# What you will do
Go through the entries below and retype them exactly, omitting each picture.

◆ ◆ ◆

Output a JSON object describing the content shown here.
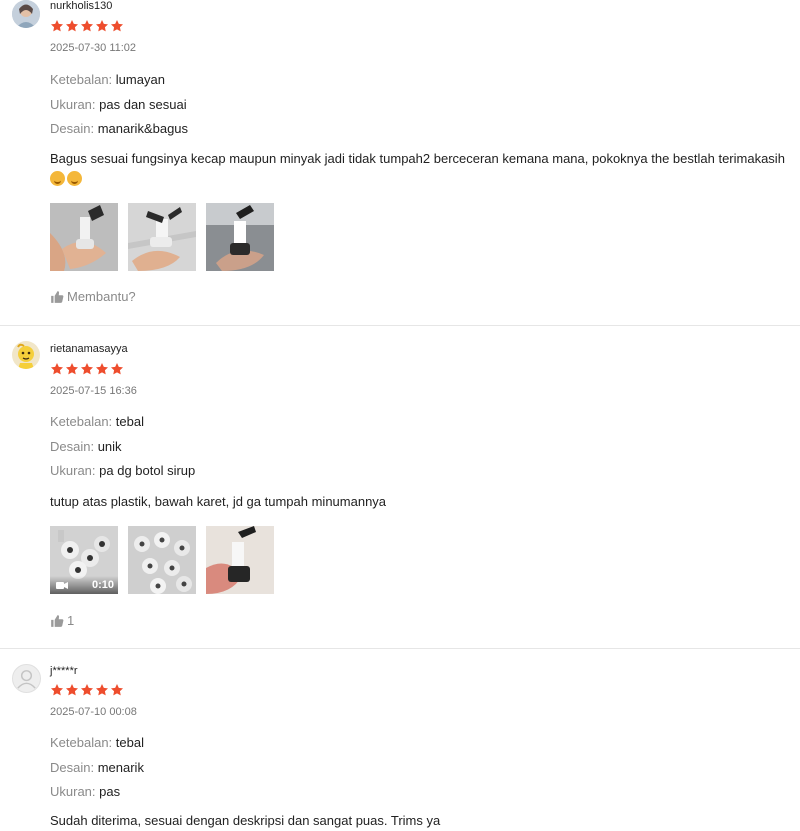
{
  "reviews": [
    {
      "username": "nurkholis130",
      "rating": 5,
      "date": "2025-07-30 11:02",
      "attributes": [
        {
          "key": "Ketebalan: ",
          "value": "lumayan"
        },
        {
          "key": "Ukuran: ",
          "value": "pas dan sesuai"
        },
        {
          "key": "Desain: ",
          "value": "manarik&bagus"
        }
      ],
      "text": "Bagus sesuai fungsinya kecap maupun minyak jadi tidak tumpah2 berceceran kemana mana, pokoknya the bestlah terimakasih",
      "helpful": "Membantu?"
    },
    {
      "username": "rietanamasayya",
      "rating": 5,
      "date": "2025-07-15 16:36",
      "attributes": [
        {
          "key": "Ketebalan: ",
          "value": "tebal"
        },
        {
          "key": "Desain: ",
          "value": "unik"
        },
        {
          "key": "Ukuran: ",
          "value": "pa dg botol sirup"
        }
      ],
      "text": "tutup atas plastik, bawah karet, jd ga tumpah minumannya",
      "video_duration": "0:10",
      "helpful": "1"
    },
    {
      "username": "j*****r",
      "rating": 5,
      "date": "2025-07-10 00:08",
      "attributes": [
        {
          "key": "Ketebalan: ",
          "value": "tebal"
        },
        {
          "key": "Desain: ",
          "value": "menarik"
        },
        {
          "key": "Ukuran: ",
          "value": "pas"
        }
      ],
      "text": "Sudah diterima, sesuai dengan deskripsi dan sangat puas. Trims ya"
    }
  ],
  "colors": {
    "star": "#ee4d2d",
    "muted": "#8a8a8a",
    "divider": "#e6e6e6"
  },
  "icons": [
    "avatar-icon",
    "star-icon",
    "thumbs-up-icon",
    "video-camera-icon",
    "hug-emoji-icon"
  ]
}
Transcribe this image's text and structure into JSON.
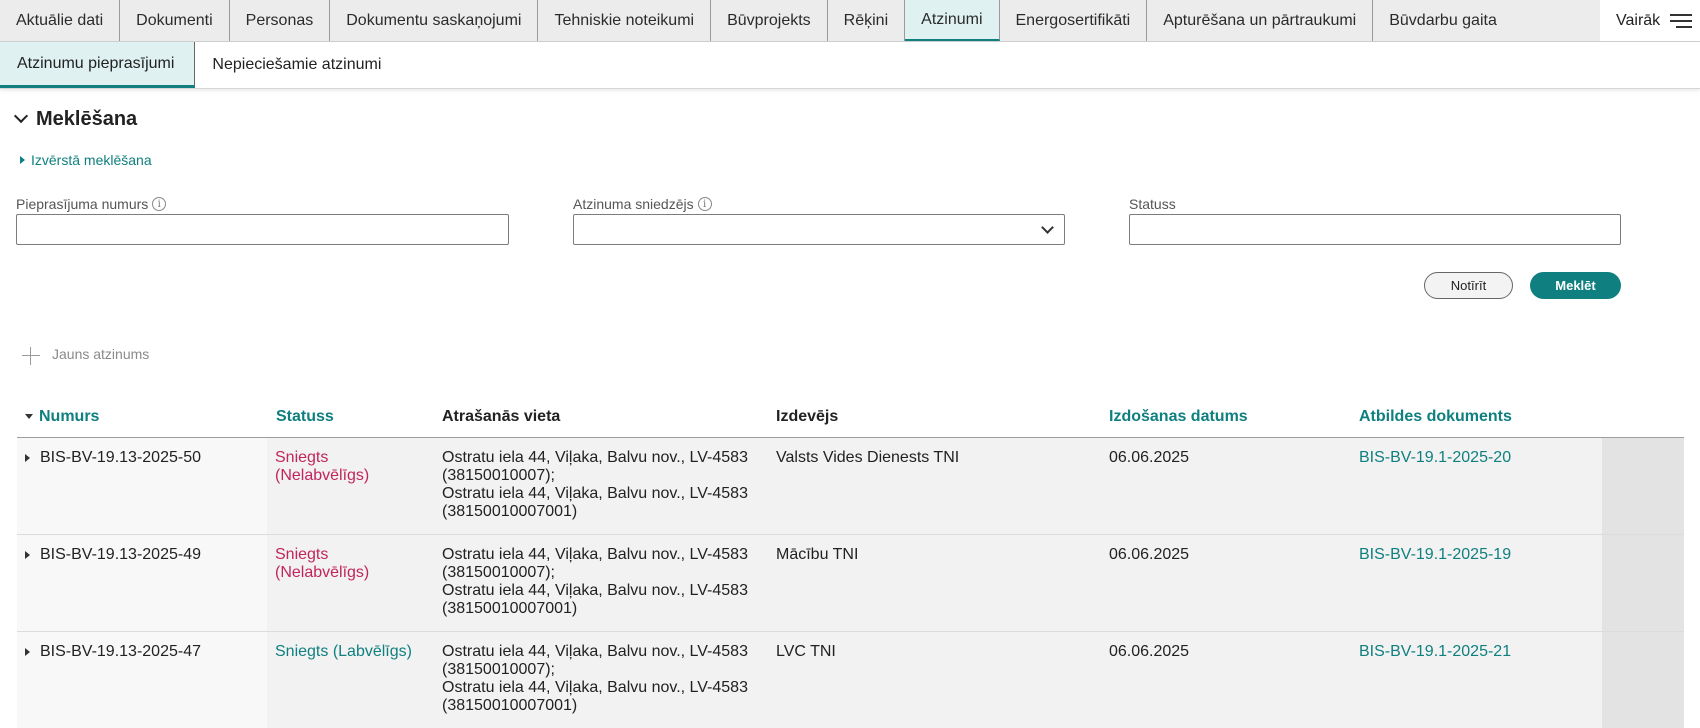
{
  "top_tabs": [
    {
      "label": "Aktuālie dati"
    },
    {
      "label": "Dokumenti"
    },
    {
      "label": "Personas"
    },
    {
      "label": "Dokumentu saskaņojumi"
    },
    {
      "label": "Tehniskie noteikumi"
    },
    {
      "label": "Būvprojekts"
    },
    {
      "label": "Rēķini"
    },
    {
      "label": "Atzinumi",
      "active": true
    },
    {
      "label": "Energosertifikāti"
    },
    {
      "label": "Apturēšana un pārtraukumi"
    },
    {
      "label": "Būvdarbu gaita"
    }
  ],
  "more_label": "Vairāk",
  "sub_tabs": [
    {
      "label": "Atzinumu pieprasījumi",
      "active": true
    },
    {
      "label": "Nepieciešamie atzinumi"
    }
  ],
  "search": {
    "title": "Meklēšana",
    "advanced_label": "Izvērstā meklēšana",
    "fields": {
      "request_number_label": "Pieprasījuma numurs",
      "issuer_label": "Atzinuma sniedzējs",
      "status_label": "Statuss"
    },
    "clear_label": "Notīrīt",
    "search_label": "Meklēt"
  },
  "new_label": "Jauns atzinums",
  "table": {
    "headers": {
      "number": "Numurs",
      "status": "Statuss",
      "location": "Atrašanās vieta",
      "issuer": "Izdevējs",
      "issue_date": "Izdošanas datums",
      "response_doc": "Atbildes dokuments"
    },
    "rows": [
      {
        "number": "BIS-BV-19.13-2025-50",
        "status_line1": "Sniegts",
        "status_line2": "(Nelabvēlīgs)",
        "location": [
          "Ostratu iela 44, Viļaka, Balvu nov., LV-4583",
          "(38150010007);",
          "Ostratu iela 44, Viļaka, Balvu nov., LV-4583",
          "(38150010007001)"
        ],
        "issuer": "Valsts Vides Dienests TNI",
        "issue_date": "06.06.2025",
        "response_doc": "BIS-BV-19.1-2025-20"
      },
      {
        "number": "BIS-BV-19.13-2025-49",
        "status_line1": "Sniegts",
        "status_line2": "(Nelabvēlīgs)",
        "location": [
          "Ostratu iela 44, Viļaka, Balvu nov., LV-4583",
          "(38150010007);",
          "Ostratu iela 44, Viļaka, Balvu nov., LV-4583",
          "(38150010007001)"
        ],
        "issuer": "Mācību TNI",
        "issue_date": "06.06.2025",
        "response_doc": "BIS-BV-19.1-2025-19"
      },
      {
        "number": "BIS-BV-19.13-2025-47",
        "status_line1": "Sniegts (Labvēlīgs)",
        "status_line2": "",
        "location": [
          "Ostratu iela 44, Viļaka, Balvu nov., LV-4583",
          "(38150010007);",
          "Ostratu iela 44, Viļaka, Balvu nov., LV-4583",
          "(38150010007001)"
        ],
        "issuer": "LVC TNI",
        "issue_date": "06.06.2025",
        "response_doc": "BIS-BV-19.1-2025-21"
      }
    ]
  },
  "colors": {
    "accent": "#0f7f7f",
    "negative_status": "#c2255c",
    "active_tab_bg": "#dff1f1"
  },
  "icons": {
    "collapse": "chevron-down-icon",
    "expand_row": "caret-right-icon",
    "info": "info-icon",
    "menu": "hamburger-icon",
    "add": "plus-icon"
  }
}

◆ ◆ ◆

# Task response
Output a JSON object describing the content shown here.
{
  "reviews": [
    {
      "username": "nurkholis130",
      "rating": 5,
      "date": "2025-07-30 11:02",
      "attributes": [
        {
          "key": "Ketebalan: ",
          "value": "lumayan"
        },
        {
          "key": "Ukuran: ",
          "value": "pas dan sesuai"
        },
        {
          "key": "Desain: ",
          "value": "manarik&bagus"
        }
      ],
      "text": "Bagus sesuai fungsinya kecap maupun minyak jadi tidak tumpah2 berceceran kemana mana, pokoknya the bestlah terimakasih",
      "helpful": "Membantu?"
    },
    {
      "username": "rietanamasayya",
      "rating": 5,
      "date": "2025-07-15 16:36",
      "attributes": [
        {
          "key": "Ketebalan: ",
          "value": "tebal"
        },
        {
          "key": "Desain: ",
          "value": "unik"
        },
        {
          "key": "Ukuran: ",
          "value": "pa dg botol sirup"
        }
      ],
      "text": "tutup atas plastik, bawah karet, jd ga tumpah minumannya",
      "video_duration": "0:10",
      "helpful": "1"
    },
    {
      "username": "j*****r",
      "rating": 5,
      "date": "2025-07-10 00:08",
      "attributes": [
        {
          "key": "Ketebalan: ",
          "value": "tebal"
        },
        {
          "key": "Desain: ",
          "value": "menarik"
        },
        {
          "key": "Ukuran: ",
          "value": "pas"
        }
      ],
      "text": "Sudah diterima, sesuai dengan deskripsi dan sangat puas. Trims ya"
    }
  ],
  "colors": {
    "star": "#ee4d2d",
    "muted": "#8a8a8a",
    "divider": "#e6e6e6"
  },
  "icons": [
    "avatar-icon",
    "star-icon",
    "thumbs-up-icon",
    "video-camera-icon",
    "hug-emoji-icon"
  ]
}
Transcribe this image's text and structure into JSON.
{
  "top_tabs": [
    {
      "label": "Aktuālie dati"
    },
    {
      "label": "Dokumenti"
    },
    {
      "label": "Personas"
    },
    {
      "label": "Dokumentu saskaņojumi"
    },
    {
      "label": "Tehniskie noteikumi"
    },
    {
      "label": "Būvprojekts"
    },
    {
      "label": "Rēķini"
    },
    {
      "label": "Atzinumi",
      "active": true
    },
    {
      "label": "Energosertifikāti"
    },
    {
      "label": "Apturēšana un pārtraukumi"
    },
    {
      "label": "Būvdarbu gaita"
    }
  ],
  "more_label": "Vairāk",
  "sub_tabs": [
    {
      "label": "Atzinumu pieprasījumi",
      "active": true
    },
    {
      "label": "Nepieciešamie atzinumi"
    }
  ],
  "search": {
    "title": "Meklēšana",
    "advanced_label": "Izvērstā meklēšana",
    "fields": {
      "request_number_label": "Pieprasījuma numurs",
      "issuer_label": "Atzinuma sniedzējs",
      "status_label": "Statuss"
    },
    "clear_label": "Notīrīt",
    "search_label": "Meklēt"
  },
  "new_label": "Jauns atzinums",
  "table": {
    "headers": {
      "number": "Numurs",
      "status": "Statuss",
      "location": "Atrašanās vieta",
      "issuer": "Izdevējs",
      "issue_date": "Izdošanas datums",
      "response_doc": "Atbildes dokuments"
    },
    "rows": [
      {
        "number": "BIS-BV-19.13-2025-50",
        "status_line1": "Sniegts",
        "status_line2": "(Nelabvēlīgs)",
        "location": [
          "Ostratu iela 44, Viļaka, Balvu nov., LV-4583",
          "(38150010007);",
          "Ostratu iela 44, Viļaka, Balvu nov., LV-4583",
          "(38150010007001)"
        ],
        "issuer": "Valsts Vides Dienests TNI",
        "issue_date": "06.06.2025",
        "response_doc": "BIS-BV-19.1-2025-20"
      },
      {
        "number": "BIS-BV-19.13-2025-49",
        "status_line1": "Sniegts",
        "status_line2": "(Nelabvēlīgs)",
        "location": [
          "Ostratu iela 44, Viļaka, Balvu nov., LV-4583",
          "(38150010007);",
          "Ostratu iela 44, Viļaka, Balvu nov., LV-4583",
          "(38150010007001)"
        ],
        "issuer": "Mācību TNI",
        "issue_date": "06.06.2025",
        "response_doc": "BIS-BV-19.1-2025-19"
      },
      {
        "number": "BIS-BV-19.13-2025-47",
        "status_line1": "Sniegts (Labvēlīgs)",
        "status_line2": "",
        "location": [
          "Ostratu iela 44, Viļaka, Balvu nov., LV-4583",
          "(38150010007);",
          "Ostratu iela 44, Viļaka, Balvu nov., LV-4583",
          "(38150010007001)"
        ],
        "issuer": "LVC TNI",
        "issue_date": "06.06.2025",
        "response_doc": "BIS-BV-19.1-2025-21"
      }
    ]
  },
  "colors": {
    "accent": "#0f7f7f",
    "negative_status": "#c2255c",
    "active_tab_bg": "#dff1f1"
  },
  "icons": {
    "collapse": "chevron-down-icon",
    "expand_row": "caret-right-icon",
    "info": "info-icon",
    "menu": "hamburger-icon",
    "add": "plus-icon"
  }
}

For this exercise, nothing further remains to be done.